INSTRUCTIONS TO FOLLOW
Continue the mailing-list reply about conchuela timeouts after the 2021-10-09 system upgrade, starting after its last sentence.

TEXT SHOWN
---------------

Re: conchuela timeouts since 2021-10-09 system upgrade

Поиск
Список
Период
Сортировка
От Noah Misch
Тема Re: conchuela timeouts since 2021-10-09 system upgrade
Дата
Msg-id 20211026134500.GA128912@rfd.leadboat.com
обсуждение исходный текст
Ответ на Re: conchuela timeouts since 2021-10-09 system upgrade  (Tom Lane <tgl@sss.pgh.pa.us>)
Ответы Re: conchuela timeouts since 2021-10-09 system upgrade  (Tom Lane <tgl@sss.pgh.pa.us>)
Re: conchuela timeouts since 2021-10-09 system upgrade  (Tom Lane <tgl@sss.pgh.pa.us>)
Список pgsql-bugs
On Tue, Oct 26, 2021 at 02:03:54AM -0400, Tom Lane wrote:
> Noah Misch <noah@leadboat.com> writes:
> > On Mon, Oct 25, 2021 at 04:59:42PM -0400, Tom Lane wrote:
> >> What I think we should do in these two tests is nuke the use of
> >> background_pgbench entirely; that looks like a solution in search
> >> of a problem, and it seems unnecessary here.  Why not run
> >> the DROP/CREATE/bt_index_check transaction as one of three script
> >> options in the main pgbench run?

---------------

MATERIAL PROVIDED

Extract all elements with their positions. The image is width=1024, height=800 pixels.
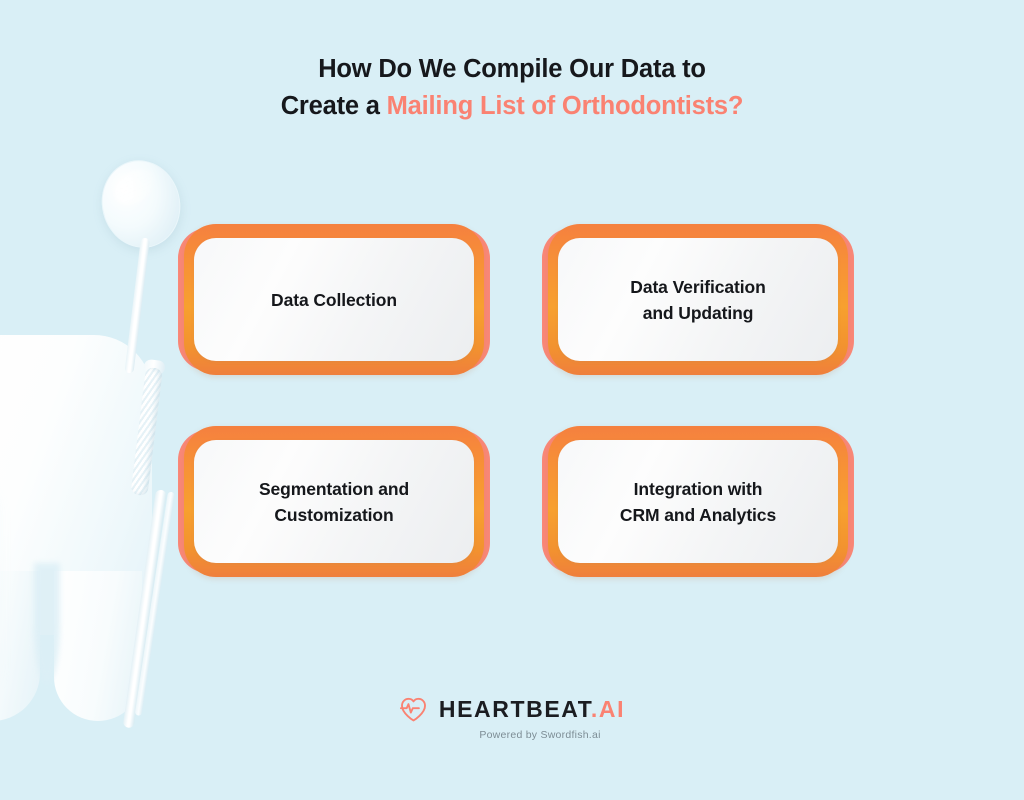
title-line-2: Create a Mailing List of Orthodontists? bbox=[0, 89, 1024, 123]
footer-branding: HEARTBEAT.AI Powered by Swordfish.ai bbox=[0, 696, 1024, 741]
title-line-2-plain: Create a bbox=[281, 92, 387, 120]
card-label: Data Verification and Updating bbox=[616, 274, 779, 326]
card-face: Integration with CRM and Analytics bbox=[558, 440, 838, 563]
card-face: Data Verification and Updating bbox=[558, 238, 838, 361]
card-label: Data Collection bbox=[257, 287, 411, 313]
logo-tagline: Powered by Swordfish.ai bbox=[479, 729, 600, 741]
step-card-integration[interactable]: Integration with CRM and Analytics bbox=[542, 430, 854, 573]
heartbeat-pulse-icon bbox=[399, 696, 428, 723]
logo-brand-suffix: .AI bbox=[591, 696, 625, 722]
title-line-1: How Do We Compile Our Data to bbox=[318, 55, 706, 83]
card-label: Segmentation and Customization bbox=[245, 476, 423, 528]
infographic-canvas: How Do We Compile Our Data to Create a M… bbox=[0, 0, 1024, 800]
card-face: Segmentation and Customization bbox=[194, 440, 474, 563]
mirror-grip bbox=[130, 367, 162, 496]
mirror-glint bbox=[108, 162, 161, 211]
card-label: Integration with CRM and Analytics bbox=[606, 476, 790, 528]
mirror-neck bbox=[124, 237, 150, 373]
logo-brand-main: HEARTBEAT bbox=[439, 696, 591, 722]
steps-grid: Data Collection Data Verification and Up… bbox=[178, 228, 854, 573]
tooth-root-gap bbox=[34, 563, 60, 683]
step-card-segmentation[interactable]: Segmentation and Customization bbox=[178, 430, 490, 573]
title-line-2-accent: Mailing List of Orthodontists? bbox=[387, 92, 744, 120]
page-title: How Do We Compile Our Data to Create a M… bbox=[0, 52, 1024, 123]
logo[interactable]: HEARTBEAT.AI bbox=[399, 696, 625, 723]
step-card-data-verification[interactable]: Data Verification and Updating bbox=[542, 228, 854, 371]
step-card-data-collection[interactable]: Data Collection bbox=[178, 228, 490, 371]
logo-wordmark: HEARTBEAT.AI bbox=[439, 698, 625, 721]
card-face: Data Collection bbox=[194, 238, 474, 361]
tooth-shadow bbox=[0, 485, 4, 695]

---------------

OUTPUT BELOW
> 
> > The author tried that and got deadlocks:
> > https://postgr.es/m/5E041A70-4946-489C-9B6D-764DF627A92D@yandex-team.ru
> 
> Hmm, I guess that's because two concurrent CICs can deadlock against each
> other.  I wonder if we could fix that ... or maybe we could teach pgbench
> that it mustn't launch more than one instance of that script?

Both sound doable, but I don't expect either to fix prairiedog's trouble.

> Or more
> practically, use advisory locks in that script to enforce that only one
> runs at once.

The author did try that.

> So what we have is that libpq thinks it's sent the next DROP INDEX,
> but the backend hasn't seen it.

Thanks for isolating that.

> It's fairly hard to blame that state of affairs on the IPC::Run harness.
> I'm wondering if we might be looking at some timing-dependent corner-case
> bug in the new libpq pipelining code.  Pipelining isn't enabled:
> 
>   pipelineStatus = PQ_PIPELINE_OFF, 
> 
> but that doesn't mean that the pipelining code hasn't been anywhere
> near this command.  I can see
> 
>   cmd_queue_head = 0x300d40, 
>   cmd_queue_tail = 0x300d40, 
>   cmd_queue_recycle = 0x0, 
> 
> (gdb) p *state->con->cmd_queue_head
> $4 = {
>   queryclass = PGQUERY_SIMPLE, 
>   query = 0x3004e0 "DROP INDEX CONCURRENTLY idx;", 
>   next = 0x0
> }
> 
> The trouble with this theory, of course, is "if libpq is busted, why is
> only this test case showing it?".

Agreed, it's not clear how the new tests would reveal a libpq bug that
src/bin/pgbench/t/001_pgbench_with_server.pl has been unable to reveal.  Does
the problem reproduce on v13?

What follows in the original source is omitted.